Work to be completed:
Where does the string "icon" appear in the records? Copy every line that contains it.

Figure contents as structured data:
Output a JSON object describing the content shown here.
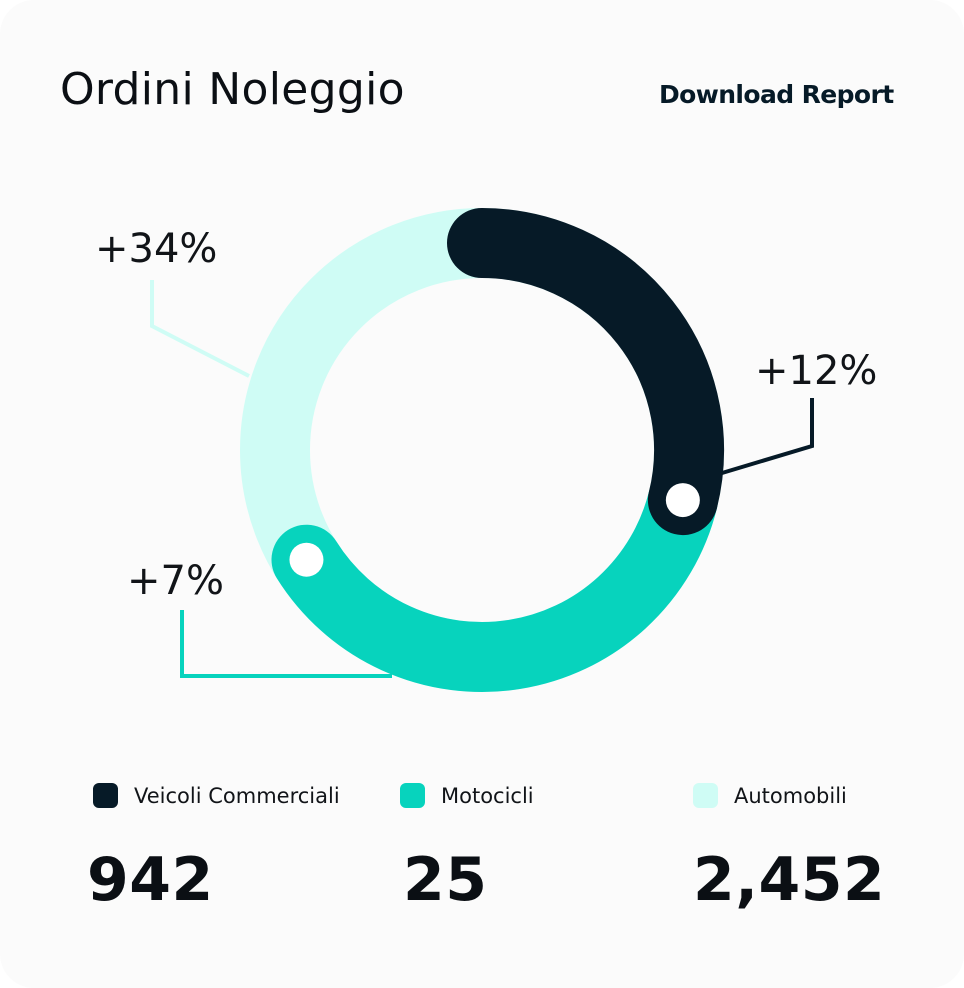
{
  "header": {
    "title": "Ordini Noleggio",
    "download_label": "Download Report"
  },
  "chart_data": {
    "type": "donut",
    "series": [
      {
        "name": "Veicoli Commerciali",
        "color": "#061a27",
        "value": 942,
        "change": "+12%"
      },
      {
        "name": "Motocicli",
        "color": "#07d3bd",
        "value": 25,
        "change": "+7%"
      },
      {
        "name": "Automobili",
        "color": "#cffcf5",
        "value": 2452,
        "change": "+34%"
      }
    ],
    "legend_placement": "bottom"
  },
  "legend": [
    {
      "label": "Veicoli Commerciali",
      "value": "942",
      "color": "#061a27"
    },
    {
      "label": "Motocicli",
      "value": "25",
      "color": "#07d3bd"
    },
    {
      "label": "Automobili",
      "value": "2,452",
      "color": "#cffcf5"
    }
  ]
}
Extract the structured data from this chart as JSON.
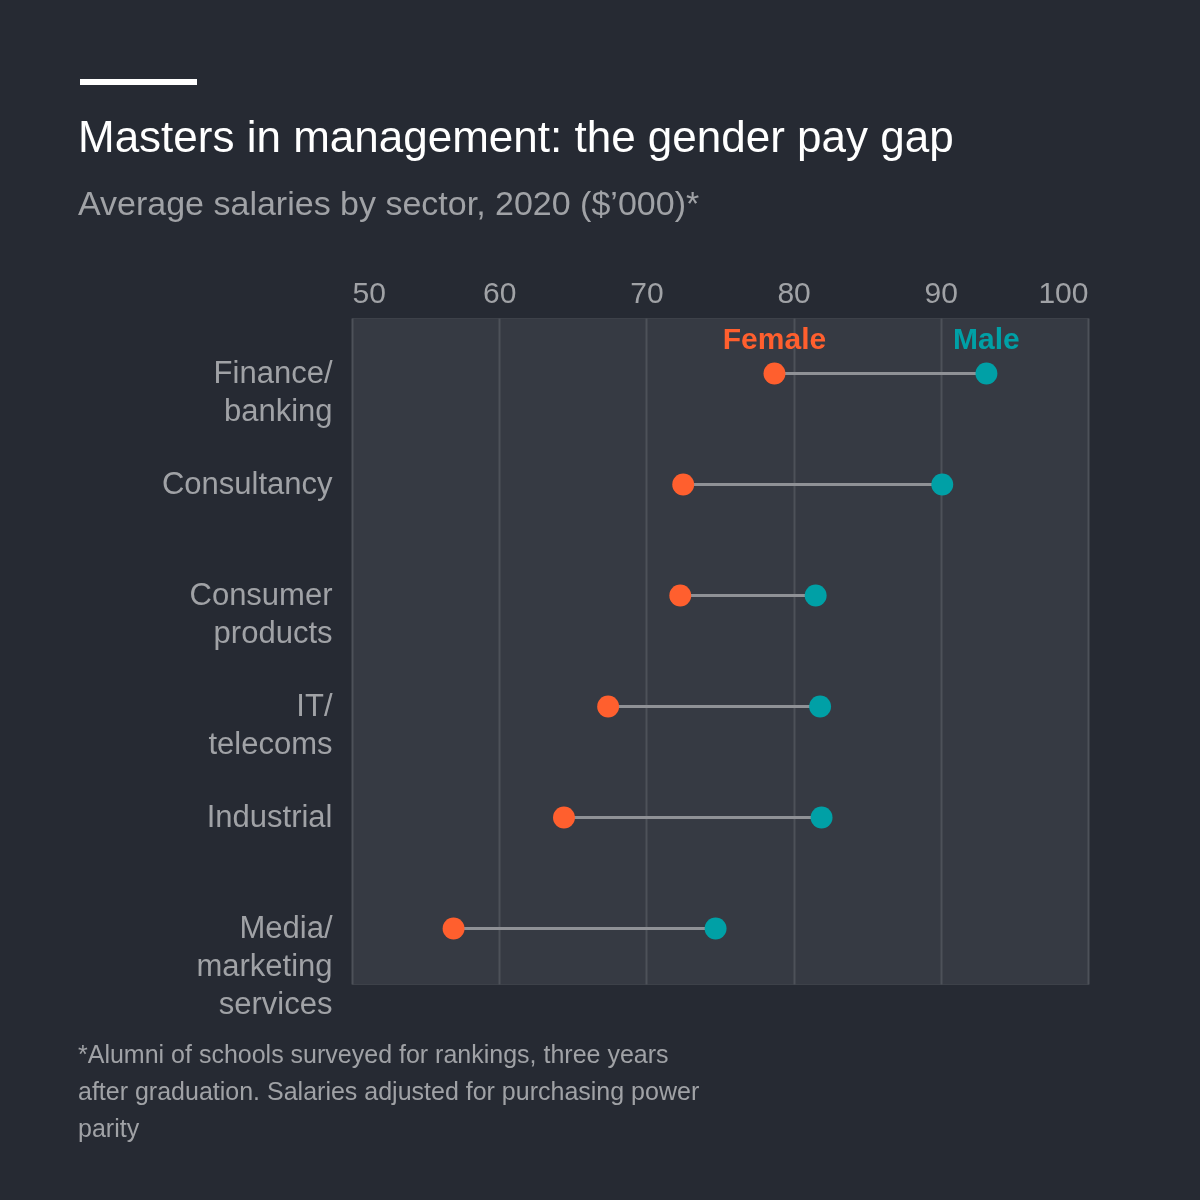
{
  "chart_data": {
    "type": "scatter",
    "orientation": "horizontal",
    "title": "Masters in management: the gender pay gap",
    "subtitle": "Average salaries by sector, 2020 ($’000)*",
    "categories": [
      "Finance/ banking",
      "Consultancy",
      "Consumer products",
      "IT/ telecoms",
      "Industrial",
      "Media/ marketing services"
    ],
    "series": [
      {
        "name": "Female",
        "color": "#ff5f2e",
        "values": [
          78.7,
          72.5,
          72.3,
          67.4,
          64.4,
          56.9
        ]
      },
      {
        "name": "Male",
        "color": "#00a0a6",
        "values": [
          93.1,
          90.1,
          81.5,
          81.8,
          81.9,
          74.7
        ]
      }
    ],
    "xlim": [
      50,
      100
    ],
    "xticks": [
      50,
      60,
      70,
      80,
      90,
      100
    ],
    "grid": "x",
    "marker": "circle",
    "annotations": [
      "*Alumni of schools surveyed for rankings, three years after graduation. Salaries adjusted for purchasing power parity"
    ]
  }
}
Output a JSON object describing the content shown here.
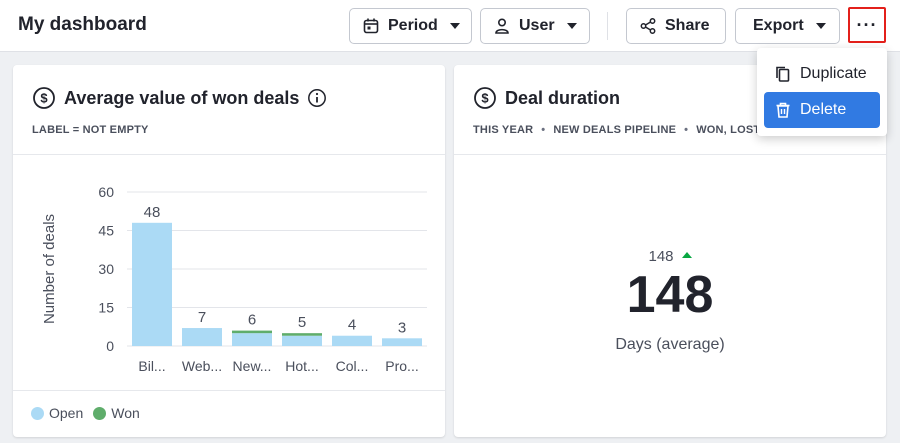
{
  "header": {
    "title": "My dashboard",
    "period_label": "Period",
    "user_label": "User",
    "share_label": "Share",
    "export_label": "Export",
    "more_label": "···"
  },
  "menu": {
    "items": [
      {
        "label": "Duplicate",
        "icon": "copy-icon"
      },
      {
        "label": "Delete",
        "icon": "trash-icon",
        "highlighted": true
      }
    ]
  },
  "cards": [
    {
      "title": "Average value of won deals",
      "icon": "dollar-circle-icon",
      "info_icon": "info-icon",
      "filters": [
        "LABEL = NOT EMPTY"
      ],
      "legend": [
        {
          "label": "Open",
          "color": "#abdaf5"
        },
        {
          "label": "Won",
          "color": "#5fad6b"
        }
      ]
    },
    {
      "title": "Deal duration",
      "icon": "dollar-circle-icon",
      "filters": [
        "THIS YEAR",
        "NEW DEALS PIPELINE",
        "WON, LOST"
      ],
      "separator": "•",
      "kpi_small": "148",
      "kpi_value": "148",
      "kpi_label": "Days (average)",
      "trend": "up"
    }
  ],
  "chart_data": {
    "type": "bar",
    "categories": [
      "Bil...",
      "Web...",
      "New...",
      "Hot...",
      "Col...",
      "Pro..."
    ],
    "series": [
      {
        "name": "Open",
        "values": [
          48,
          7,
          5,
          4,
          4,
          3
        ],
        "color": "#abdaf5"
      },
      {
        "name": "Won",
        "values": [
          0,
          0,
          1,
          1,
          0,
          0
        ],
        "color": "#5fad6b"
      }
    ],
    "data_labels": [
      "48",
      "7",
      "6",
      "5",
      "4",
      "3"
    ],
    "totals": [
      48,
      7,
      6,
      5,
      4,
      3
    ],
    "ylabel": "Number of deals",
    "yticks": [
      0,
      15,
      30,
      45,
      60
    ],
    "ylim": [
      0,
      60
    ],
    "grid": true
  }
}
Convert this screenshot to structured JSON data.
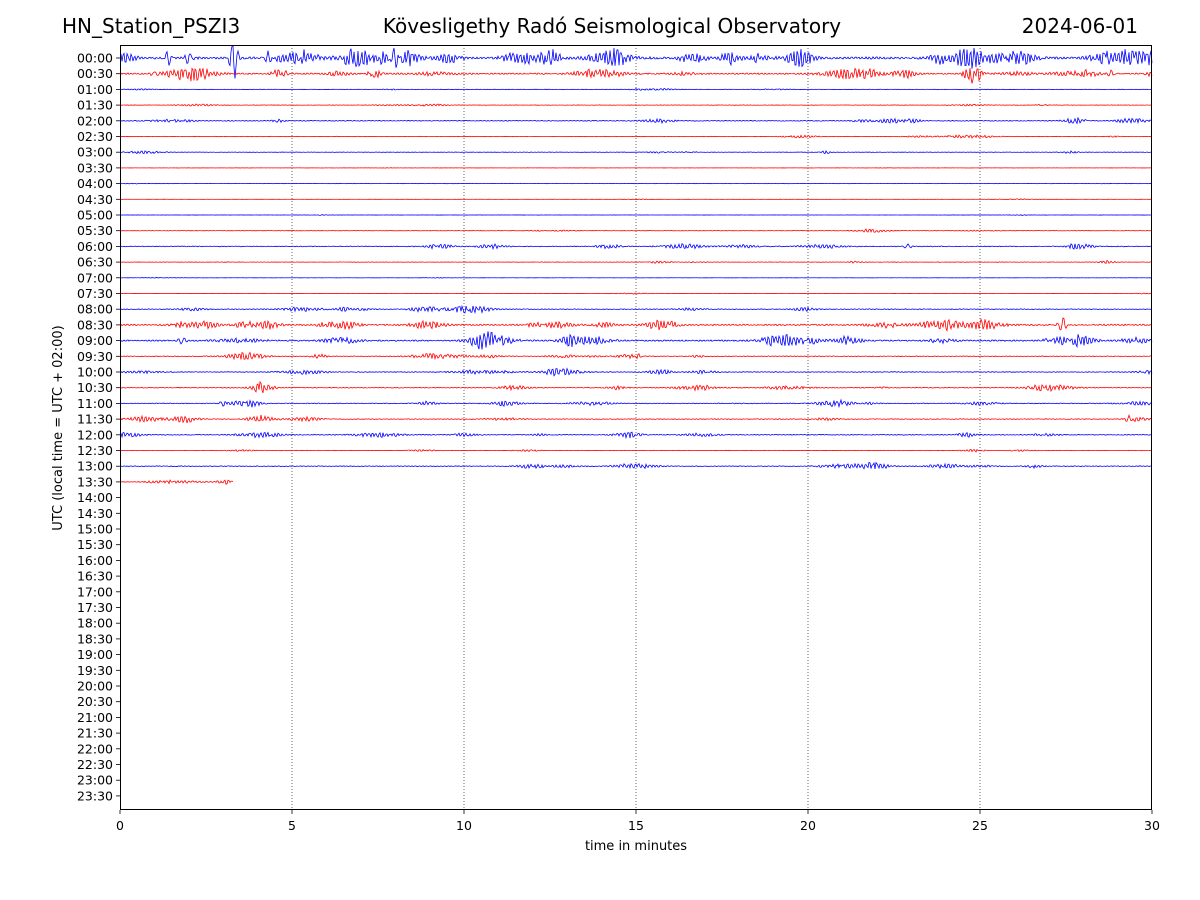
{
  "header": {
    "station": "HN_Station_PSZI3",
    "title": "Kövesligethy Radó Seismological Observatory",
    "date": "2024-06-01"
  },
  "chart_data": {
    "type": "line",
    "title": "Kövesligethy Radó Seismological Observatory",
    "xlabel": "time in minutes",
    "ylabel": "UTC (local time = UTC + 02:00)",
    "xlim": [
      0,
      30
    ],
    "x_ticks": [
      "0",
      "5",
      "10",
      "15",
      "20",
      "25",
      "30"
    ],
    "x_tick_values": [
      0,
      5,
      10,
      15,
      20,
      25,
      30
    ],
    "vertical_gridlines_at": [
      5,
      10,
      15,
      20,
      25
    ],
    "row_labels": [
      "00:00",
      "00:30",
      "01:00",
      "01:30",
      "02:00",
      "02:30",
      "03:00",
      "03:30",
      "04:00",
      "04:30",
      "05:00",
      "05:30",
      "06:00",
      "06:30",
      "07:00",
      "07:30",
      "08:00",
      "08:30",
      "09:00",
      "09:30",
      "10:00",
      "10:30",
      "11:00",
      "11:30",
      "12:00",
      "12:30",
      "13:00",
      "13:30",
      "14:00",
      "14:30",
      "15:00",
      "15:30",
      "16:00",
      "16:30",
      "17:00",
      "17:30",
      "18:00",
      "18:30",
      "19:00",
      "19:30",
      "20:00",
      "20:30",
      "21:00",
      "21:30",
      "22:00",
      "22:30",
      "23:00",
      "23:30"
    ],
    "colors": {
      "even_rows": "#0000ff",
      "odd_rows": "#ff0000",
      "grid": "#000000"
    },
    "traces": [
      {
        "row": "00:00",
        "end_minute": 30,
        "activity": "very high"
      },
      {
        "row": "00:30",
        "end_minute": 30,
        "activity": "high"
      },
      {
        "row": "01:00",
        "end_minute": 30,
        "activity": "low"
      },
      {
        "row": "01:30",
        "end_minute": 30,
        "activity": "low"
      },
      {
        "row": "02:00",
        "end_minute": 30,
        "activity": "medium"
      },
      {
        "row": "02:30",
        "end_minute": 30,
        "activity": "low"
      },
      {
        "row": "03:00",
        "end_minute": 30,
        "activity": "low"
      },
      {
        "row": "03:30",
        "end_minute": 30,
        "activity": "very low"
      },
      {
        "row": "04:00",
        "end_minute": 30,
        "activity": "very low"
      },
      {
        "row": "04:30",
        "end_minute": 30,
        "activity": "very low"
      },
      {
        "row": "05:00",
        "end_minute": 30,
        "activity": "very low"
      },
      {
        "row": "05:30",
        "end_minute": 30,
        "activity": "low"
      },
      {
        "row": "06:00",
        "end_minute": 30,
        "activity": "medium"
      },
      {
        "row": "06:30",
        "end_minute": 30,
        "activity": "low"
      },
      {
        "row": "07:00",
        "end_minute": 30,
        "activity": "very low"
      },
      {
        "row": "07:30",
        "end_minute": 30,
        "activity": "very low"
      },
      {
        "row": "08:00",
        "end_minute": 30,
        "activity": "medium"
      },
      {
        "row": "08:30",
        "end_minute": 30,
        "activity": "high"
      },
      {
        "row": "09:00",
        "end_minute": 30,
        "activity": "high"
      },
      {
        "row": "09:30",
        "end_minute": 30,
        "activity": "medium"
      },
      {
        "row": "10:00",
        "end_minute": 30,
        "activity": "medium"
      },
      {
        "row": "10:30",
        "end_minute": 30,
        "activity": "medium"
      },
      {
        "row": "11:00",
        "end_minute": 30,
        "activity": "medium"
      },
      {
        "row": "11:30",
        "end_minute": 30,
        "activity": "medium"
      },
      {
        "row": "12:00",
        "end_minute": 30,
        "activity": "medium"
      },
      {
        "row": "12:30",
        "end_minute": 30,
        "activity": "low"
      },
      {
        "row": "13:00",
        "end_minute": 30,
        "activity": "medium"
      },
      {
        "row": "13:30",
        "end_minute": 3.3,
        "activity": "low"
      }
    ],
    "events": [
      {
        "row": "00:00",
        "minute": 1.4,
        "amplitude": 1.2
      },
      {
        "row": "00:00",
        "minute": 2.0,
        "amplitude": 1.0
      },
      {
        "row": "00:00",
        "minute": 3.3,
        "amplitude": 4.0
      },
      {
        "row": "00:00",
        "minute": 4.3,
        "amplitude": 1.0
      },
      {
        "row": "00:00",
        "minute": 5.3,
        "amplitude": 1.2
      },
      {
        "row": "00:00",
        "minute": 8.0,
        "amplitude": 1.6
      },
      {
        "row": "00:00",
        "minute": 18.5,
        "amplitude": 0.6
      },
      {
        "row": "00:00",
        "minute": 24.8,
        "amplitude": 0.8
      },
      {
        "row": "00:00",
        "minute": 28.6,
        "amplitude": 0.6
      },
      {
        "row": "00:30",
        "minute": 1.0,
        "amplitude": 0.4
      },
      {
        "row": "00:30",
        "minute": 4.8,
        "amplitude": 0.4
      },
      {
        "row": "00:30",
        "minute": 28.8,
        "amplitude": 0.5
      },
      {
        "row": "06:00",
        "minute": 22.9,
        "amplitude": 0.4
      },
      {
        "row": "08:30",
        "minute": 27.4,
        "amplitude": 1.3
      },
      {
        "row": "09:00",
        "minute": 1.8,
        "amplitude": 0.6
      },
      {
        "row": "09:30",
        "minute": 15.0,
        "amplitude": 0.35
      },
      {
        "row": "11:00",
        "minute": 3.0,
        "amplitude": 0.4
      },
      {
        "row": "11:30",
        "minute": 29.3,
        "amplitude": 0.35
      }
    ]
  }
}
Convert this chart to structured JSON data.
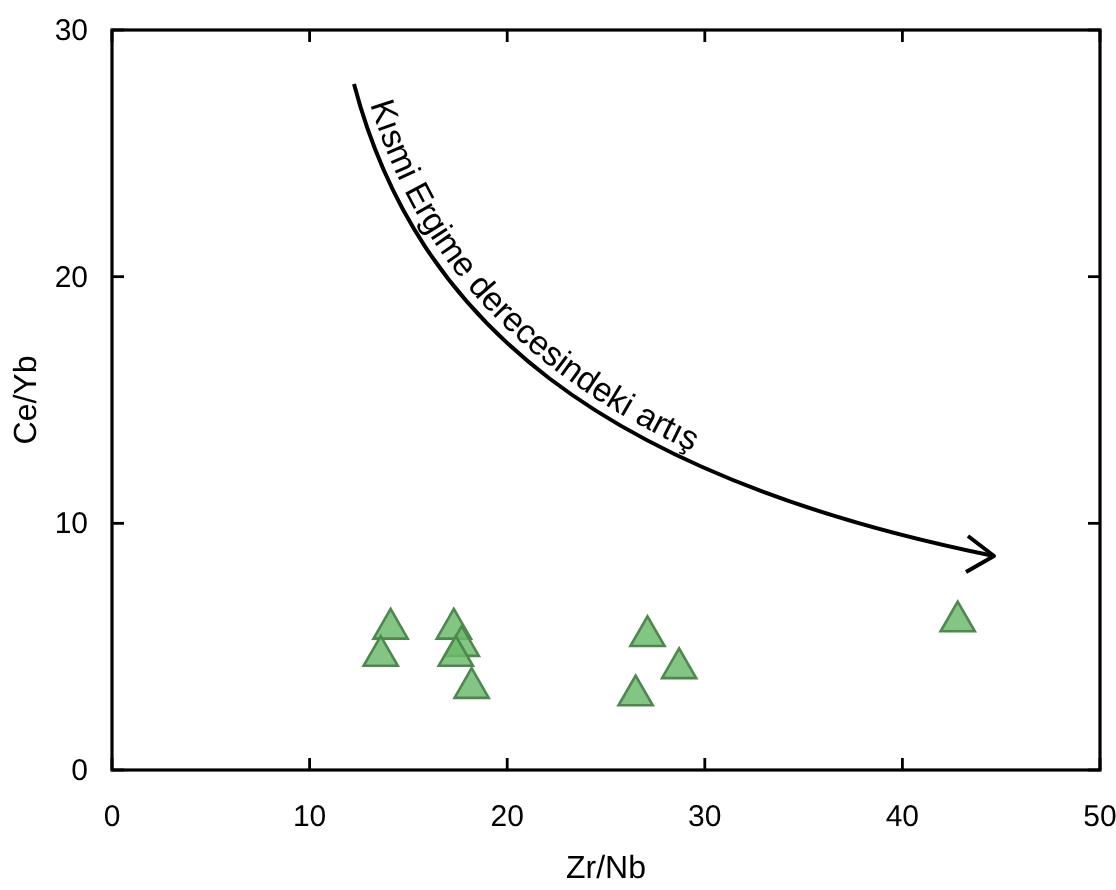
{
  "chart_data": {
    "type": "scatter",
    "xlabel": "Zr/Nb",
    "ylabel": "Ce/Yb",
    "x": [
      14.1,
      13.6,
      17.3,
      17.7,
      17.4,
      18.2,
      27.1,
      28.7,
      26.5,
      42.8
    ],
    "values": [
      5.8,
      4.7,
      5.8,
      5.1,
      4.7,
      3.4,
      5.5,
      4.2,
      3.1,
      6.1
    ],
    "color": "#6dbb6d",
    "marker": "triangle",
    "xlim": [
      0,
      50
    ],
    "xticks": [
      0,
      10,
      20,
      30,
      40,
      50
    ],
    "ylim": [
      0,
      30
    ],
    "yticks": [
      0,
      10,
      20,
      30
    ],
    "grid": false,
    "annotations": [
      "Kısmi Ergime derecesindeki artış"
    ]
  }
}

Answer for the task:
        "icon": "copy-icon"
        "icon": "trash-icon",
      "icon": "dollar-circle-icon",
      "info_icon": "info-icon",
      "icon": "dollar-circle-icon",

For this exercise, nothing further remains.